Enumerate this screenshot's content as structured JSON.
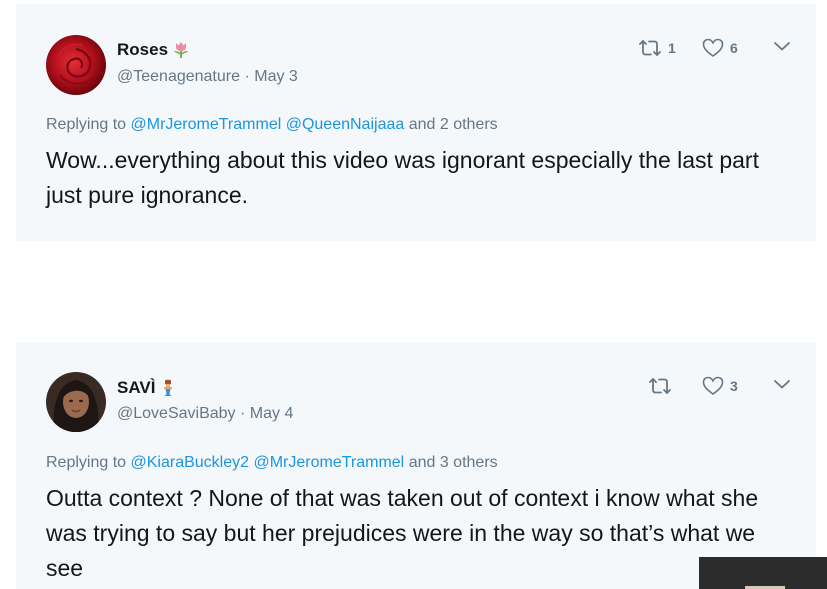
{
  "tweets": [
    {
      "display_name": "Roses",
      "name_emoji": "tulip-emoji",
      "handle": "@Teenagenature",
      "separator": "·",
      "date": "May 3",
      "retweet_count": "1",
      "like_count": "6",
      "replying_prefix": "Replying to",
      "mention_1": "@MrJeromeTrammel",
      "mention_2": "@QueenNaijaaa",
      "replying_suffix": "and 2 others",
      "text": "Wow...everything about this video was ignorant especially the last part just pure ignorance."
    },
    {
      "display_name": "SAVÌ",
      "name_emoji": "mermaid-emoji",
      "handle": "@LoveSaviBaby",
      "separator": "·",
      "date": "May 4",
      "retweet_count": "",
      "like_count": "3",
      "replying_prefix": "Replying to",
      "mention_1": "@KiaraBuckley2",
      "mention_2": "@MrJeromeTrammel",
      "replying_suffix": "and 3 others",
      "text": "Outta context ? None of that was taken out of context i know what she was trying to say but her prejudices were in the way so that’s what we see"
    }
  ],
  "colors": {
    "card_background": "#f5f8fa",
    "text_primary": "#14171a",
    "text_secondary": "#657786",
    "link": "#1b95e0"
  },
  "icons": {
    "retweet": "retweet-icon",
    "like": "heart-icon",
    "more": "chevron-down-icon"
  }
}
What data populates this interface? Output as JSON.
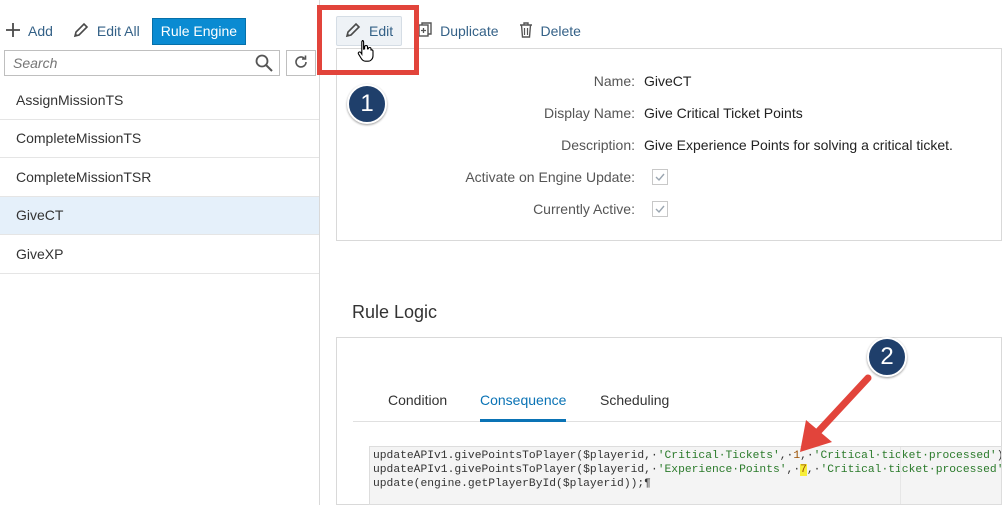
{
  "toolbar_left": {
    "add_label": "Add",
    "edit_all_label": "Edit All",
    "rule_engine_label": "Rule Engine"
  },
  "search": {
    "placeholder": "Search"
  },
  "rules": [
    {
      "name": "AssignMissionTS",
      "selected": false
    },
    {
      "name": "CompleteMissionTS",
      "selected": false
    },
    {
      "name": "CompleteMissionTSR",
      "selected": false
    },
    {
      "name": "GiveCT",
      "selected": true
    },
    {
      "name": "GiveXP",
      "selected": false
    }
  ],
  "toolbar_right": {
    "edit_label": "Edit",
    "duplicate_label": "Duplicate",
    "delete_label": "Delete"
  },
  "detail": {
    "name_label": "Name:",
    "name_value": "GiveCT",
    "display_name_label": "Display Name:",
    "display_name_value": "Give Critical Ticket Points",
    "description_label": "Description:",
    "description_value": "Give Experience Points for solving a critical ticket.",
    "activate_label": "Activate on Engine Update:",
    "activate_checked": true,
    "active_label": "Currently Active:",
    "active_checked": true
  },
  "annotations": {
    "badge1": "1",
    "badge2": "2"
  },
  "rule_logic": {
    "title": "Rule Logic",
    "tabs": [
      "Condition",
      "Consequence",
      "Scheduling"
    ],
    "active_tab": "Consequence",
    "code": {
      "l1_pre": "updateAPIv1.givePointsToPlayer($playerid,·",
      "l1_s1": "'Critical·Tickets'",
      "l1_mid": ",·",
      "l1_n": "1",
      "l1_mid2": ",·",
      "l1_s2": "'Critical·ticket·processed'",
      "l1_post": ");·",
      "l2_pre": "updateAPIv1.givePointsToPlayer($playerid,·",
      "l2_s1": "'Experience·Points'",
      "l2_mid": ",·",
      "l2_n": "7",
      "l2_mid2": ",·",
      "l2_s2": "'Critical·ticket·processed'",
      "l2_post": ");",
      "l3": "update(engine.getPlayerById($playerid));¶"
    }
  },
  "colors": {
    "accent": "#0a8bd2",
    "link": "#346187",
    "annotation_red": "#e2443b",
    "badge_navy": "#1f3f6b",
    "selected_row": "#e5f0fa",
    "highlight_yellow": "#f7ee3a"
  },
  "icons": [
    "plus-icon",
    "pencil-icon",
    "search-icon",
    "refresh-icon",
    "duplicate-icon",
    "trash-icon",
    "checkmark-icon",
    "hand-cursor-icon",
    "arrow-icon"
  ]
}
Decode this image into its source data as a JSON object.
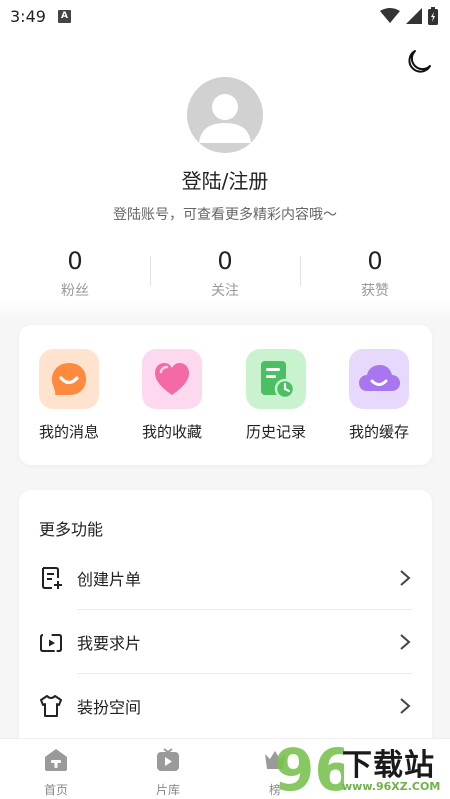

########

== Written exercise ==
What you return should match the records above word for word, minus the pictures.

== Solved problem ==
Enumerate this screenshot's content as structured JSON.
{
  "tweets": [
    {
      "display_name": "Roses",
      "name_emoji": "tulip-emoji",
      "handle": "@Teenagenature",
      "separator": "·",
      "date": "May 3",
      "retweet_count": "1",
      "like_count": "6",
      "replying_prefix": "Replying to",
      "mention_1": "@MrJeromeTrammel",
      "mention_2": "@QueenNaijaaa",
      "replying_suffix": "and 2 others",
      "text": "Wow...everything about this video was ignorant especially the last part just pure ignorance."
    },
    {
      "display_name": "SAVÌ",
      "name_emoji": "mermaid-emoji",
      "handle": "@LoveSaviBaby",
      "separator": "·",
      "date": "May 4",
      "retweet_count": "",
      "like_count": "3",
      "replying_prefix": "Replying to",
      "mention_1": "@KiaraBuckley2",
      "mention_2": "@MrJeromeTrammel",
      "replying_suffix": "and 3 others",
      "text": "Outta context ? None of that was taken out of context i know what she was trying to say but her prejudices were in the way so that’s what we see"
    }
  ],
  "colors": {
    "card_background": "#f5f8fa",
    "text_primary": "#14171a",
    "text_secondary": "#657786",
    "link": "#1b95e0"
  },
  "icons": {
    "retweet": "retweet-icon",
    "like": "heart-icon",
    "more": "chevron-down-icon"
  }
}
What data populates this interface? Output as JSON.
{
  "toolbar_left": {
    "add_label": "Add",
    "edit_all_label": "Edit All",
    "rule_engine_label": "Rule Engine"
  },
  "search": {
    "placeholder": "Search"
  },
  "rules": [
    {
      "name": "AssignMissionTS",
      "selected": false
    },
    {
      "name": "CompleteMissionTS",
      "selected": false
    },
    {
      "name": "CompleteMissionTSR",
      "selected": false
    },
    {
      "name": "GiveCT",
      "selected": true
    },
    {
      "name": "GiveXP",
      "selected": false
    }
  ],
  "toolbar_right": {
    "edit_label": "Edit",
    "duplicate_label": "Duplicate",
    "delete_label": "Delete"
  },
  "detail": {
    "name_label": "Name:",
    "name_value": "GiveCT",
    "display_name_label": "Display Name:",
    "display_name_value": "Give Critical Ticket Points",
    "description_label": "Description:",
    "description_value": "Give Experience Points for solving a critical ticket.",
    "activate_label": "Activate on Engine Update:",
    "activate_checked": true,
    "active_label": "Currently Active:",
    "active_checked": true
  },
  "annotations": {
    "badge1": "1",
    "badge2": "2"
  },
  "rule_logic": {
    "title": "Rule Logic",
    "tabs": [
      "Condition",
      "Consequence",
      "Scheduling"
    ],
    "active_tab": "Consequence",
    "code": {
      "l1_pre": "updateAPIv1.givePointsToPlayer($playerid,·",
      "l1_s1": "'Critical·Tickets'",
      "l1_mid": ",·",
      "l1_n": "1",
      "l1_mid2": ",·",
      "l1_s2": "'Critical·ticket·processed'",
      "l1_post": ");·",
      "l2_pre": "updateAPIv1.givePointsToPlayer($playerid,·",
      "l2_s1": "'Experience·Points'",
      "l2_mid": ",·",
      "l2_n": "7",
      "l2_mid2": ",·",
      "l2_s2": "'Critical·ticket·processed'",
      "l2_post": ");",
      "l3": "update(engine.getPlayerById($playerid));¶"
    }
  },
  "colors": {
    "accent": "#0a8bd2",
    "link": "#346187",
    "annotation_red": "#e2443b",
    "badge_navy": "#1f3f6b",
    "selected_row": "#e5f0fa",
    "highlight_yellow": "#f7ee3a"
  },
  "icons": [
    "plus-icon",
    "pencil-icon",
    "search-icon",
    "refresh-icon",
    "duplicate-icon",
    "trash-icon",
    "checkmark-icon",
    "hand-cursor-icon",
    "arrow-icon"
  ]
}
Decode this image into its source data as a JSON object.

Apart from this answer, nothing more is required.